● Your goal
Could you swap "NEMSGLOBAL" for "NEMS" in the records, from the first line up to and including the line with "ERA5: [578, 591, 595, 602]", and give those lines back with nothing else changed?

-- Start Information provided --

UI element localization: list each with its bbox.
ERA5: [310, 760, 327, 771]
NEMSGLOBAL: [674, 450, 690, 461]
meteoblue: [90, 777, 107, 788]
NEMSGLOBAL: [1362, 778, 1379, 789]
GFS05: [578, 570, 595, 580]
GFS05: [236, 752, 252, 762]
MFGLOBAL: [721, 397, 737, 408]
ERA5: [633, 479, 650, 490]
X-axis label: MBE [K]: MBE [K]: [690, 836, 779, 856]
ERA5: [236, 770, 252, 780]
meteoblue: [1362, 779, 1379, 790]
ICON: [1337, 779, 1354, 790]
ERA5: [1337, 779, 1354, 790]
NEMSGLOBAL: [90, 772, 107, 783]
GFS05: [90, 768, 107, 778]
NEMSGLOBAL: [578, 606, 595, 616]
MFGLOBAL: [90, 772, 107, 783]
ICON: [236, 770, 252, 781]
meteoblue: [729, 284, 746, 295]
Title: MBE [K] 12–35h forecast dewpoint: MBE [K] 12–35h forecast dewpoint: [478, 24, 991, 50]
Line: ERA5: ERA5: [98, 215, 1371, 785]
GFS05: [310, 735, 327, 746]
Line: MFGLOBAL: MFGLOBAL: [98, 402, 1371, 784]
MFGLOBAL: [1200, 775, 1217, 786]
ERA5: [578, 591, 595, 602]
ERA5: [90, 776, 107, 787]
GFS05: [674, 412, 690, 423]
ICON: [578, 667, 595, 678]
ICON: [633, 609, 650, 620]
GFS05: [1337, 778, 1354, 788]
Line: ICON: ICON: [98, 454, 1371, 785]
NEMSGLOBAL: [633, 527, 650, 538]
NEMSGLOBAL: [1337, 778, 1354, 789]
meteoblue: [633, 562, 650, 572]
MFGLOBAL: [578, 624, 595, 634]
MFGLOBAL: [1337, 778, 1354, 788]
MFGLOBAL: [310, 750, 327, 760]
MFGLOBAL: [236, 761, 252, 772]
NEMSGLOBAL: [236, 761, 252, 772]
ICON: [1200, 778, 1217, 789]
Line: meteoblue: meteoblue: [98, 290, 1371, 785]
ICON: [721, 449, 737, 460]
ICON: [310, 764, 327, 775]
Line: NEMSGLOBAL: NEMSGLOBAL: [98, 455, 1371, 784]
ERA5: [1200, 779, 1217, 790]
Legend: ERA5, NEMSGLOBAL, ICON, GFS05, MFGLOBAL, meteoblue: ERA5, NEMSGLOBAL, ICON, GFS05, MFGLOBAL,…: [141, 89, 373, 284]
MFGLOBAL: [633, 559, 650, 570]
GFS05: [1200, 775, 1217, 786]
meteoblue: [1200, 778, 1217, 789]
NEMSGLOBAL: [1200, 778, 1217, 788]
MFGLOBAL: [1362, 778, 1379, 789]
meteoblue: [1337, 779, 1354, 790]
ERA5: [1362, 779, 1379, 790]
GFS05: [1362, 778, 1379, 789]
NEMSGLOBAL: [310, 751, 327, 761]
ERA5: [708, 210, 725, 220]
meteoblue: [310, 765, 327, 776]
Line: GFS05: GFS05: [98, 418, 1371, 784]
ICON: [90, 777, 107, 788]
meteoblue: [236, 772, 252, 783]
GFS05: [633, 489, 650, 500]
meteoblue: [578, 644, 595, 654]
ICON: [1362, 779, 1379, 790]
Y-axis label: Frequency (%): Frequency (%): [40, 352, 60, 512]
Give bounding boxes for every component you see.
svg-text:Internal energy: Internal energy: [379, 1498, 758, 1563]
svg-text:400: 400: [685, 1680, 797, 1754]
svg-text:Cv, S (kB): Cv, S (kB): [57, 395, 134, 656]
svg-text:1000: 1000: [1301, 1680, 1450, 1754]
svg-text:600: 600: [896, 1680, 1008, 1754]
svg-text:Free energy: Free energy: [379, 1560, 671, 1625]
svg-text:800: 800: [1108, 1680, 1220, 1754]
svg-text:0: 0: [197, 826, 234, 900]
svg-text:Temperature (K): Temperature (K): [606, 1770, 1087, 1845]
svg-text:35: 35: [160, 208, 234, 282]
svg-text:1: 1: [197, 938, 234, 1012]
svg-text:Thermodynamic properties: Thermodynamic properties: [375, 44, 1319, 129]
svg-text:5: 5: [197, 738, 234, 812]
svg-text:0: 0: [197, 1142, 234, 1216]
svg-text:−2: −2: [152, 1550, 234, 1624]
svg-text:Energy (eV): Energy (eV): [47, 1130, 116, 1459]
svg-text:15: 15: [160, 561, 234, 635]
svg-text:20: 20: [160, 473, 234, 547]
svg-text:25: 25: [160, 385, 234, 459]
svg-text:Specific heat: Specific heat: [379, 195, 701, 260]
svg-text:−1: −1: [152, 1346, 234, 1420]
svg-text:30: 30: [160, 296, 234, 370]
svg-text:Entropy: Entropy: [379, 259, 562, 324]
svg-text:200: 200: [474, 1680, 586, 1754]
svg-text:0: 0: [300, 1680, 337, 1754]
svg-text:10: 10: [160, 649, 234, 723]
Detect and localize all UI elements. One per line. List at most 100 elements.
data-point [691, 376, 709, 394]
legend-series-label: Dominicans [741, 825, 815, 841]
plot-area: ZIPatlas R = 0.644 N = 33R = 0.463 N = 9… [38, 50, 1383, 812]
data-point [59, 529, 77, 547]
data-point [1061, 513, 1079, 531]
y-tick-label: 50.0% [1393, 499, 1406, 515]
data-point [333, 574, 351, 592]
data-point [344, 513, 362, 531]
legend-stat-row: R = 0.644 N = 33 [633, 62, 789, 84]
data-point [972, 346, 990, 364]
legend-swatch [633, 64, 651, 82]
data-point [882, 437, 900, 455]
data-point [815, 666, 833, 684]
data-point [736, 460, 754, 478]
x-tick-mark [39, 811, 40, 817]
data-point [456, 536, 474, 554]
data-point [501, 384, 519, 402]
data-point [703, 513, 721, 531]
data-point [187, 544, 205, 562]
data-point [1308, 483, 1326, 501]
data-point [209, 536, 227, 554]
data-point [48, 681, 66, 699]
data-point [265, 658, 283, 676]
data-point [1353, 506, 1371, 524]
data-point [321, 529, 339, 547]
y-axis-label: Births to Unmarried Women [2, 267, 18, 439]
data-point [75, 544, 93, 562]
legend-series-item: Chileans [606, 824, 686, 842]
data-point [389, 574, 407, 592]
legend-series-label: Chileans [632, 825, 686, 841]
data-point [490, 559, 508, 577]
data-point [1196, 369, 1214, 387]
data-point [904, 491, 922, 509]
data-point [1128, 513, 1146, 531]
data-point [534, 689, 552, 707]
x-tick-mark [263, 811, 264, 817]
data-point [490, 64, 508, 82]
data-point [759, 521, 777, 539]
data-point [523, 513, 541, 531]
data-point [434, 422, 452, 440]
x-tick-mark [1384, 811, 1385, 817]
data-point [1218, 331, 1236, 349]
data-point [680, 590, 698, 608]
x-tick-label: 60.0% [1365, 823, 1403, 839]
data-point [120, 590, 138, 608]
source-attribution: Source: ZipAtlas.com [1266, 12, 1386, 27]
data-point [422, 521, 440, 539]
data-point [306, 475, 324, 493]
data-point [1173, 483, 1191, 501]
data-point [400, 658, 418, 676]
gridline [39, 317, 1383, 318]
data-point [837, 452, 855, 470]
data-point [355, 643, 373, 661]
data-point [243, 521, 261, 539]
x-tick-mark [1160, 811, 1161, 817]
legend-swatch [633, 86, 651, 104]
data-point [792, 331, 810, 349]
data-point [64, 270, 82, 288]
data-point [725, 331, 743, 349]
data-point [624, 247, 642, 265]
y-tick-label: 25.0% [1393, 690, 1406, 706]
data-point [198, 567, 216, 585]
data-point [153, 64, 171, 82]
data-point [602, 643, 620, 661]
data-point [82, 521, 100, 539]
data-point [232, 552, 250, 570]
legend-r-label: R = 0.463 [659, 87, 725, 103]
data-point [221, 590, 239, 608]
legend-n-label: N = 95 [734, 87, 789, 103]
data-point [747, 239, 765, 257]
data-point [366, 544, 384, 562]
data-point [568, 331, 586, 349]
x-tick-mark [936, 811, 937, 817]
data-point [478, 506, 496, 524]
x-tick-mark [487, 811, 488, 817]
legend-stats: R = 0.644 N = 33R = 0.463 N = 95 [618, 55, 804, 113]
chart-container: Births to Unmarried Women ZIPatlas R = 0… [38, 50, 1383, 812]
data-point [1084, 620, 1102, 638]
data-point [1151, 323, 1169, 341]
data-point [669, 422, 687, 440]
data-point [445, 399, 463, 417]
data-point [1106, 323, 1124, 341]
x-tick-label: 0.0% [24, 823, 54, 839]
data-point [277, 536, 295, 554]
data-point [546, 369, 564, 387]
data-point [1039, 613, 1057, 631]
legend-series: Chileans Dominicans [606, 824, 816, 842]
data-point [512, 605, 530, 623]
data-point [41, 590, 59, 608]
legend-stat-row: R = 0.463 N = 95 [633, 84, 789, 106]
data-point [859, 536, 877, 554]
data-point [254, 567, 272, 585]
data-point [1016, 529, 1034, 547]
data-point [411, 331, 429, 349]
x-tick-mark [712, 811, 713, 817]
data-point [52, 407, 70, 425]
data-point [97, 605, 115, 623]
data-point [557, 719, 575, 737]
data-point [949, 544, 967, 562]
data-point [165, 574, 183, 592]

-- End Information provided --

● Solution for this task
UI element localization: list each with its bbox.
ERA5: [310, 760, 327, 771]
NEMS: [674, 450, 690, 461]
meteoblue: [90, 777, 107, 788]
NEMS: [1362, 778, 1379, 789]
GFS05: [578, 570, 595, 580]
GFS05: [236, 752, 252, 762]
MFGLOBAL: [721, 397, 737, 408]
ERA5: [633, 479, 650, 490]
X-axis label: MBE [K]: MBE [K]: [690, 836, 779, 856]
ERA5: [236, 770, 252, 780]
meteoblue: [1362, 779, 1379, 790]
ICON: [1337, 779, 1354, 790]
ERA5: [1337, 779, 1354, 790]
NEMS: [90, 772, 107, 783]
GFS05: [90, 768, 107, 778]
NEMS: [578, 606, 595, 616]
MFGLOBAL: [90, 772, 107, 783]
ICON: [236, 770, 252, 781]
meteoblue: [729, 284, 746, 295]
Title: MBE [K] 12–35h forecast dewpoint: MBE [K] 12–35h forecast dewpoint: [478, 24, 991, 50]
Line: ERA5: ERA5: [98, 215, 1371, 785]
GFS05: [310, 735, 327, 746]
Line: MFGLOBAL: MFGLOBAL: [98, 402, 1371, 784]
MFGLOBAL: [1200, 775, 1217, 786]
ERA5: [578, 591, 595, 602]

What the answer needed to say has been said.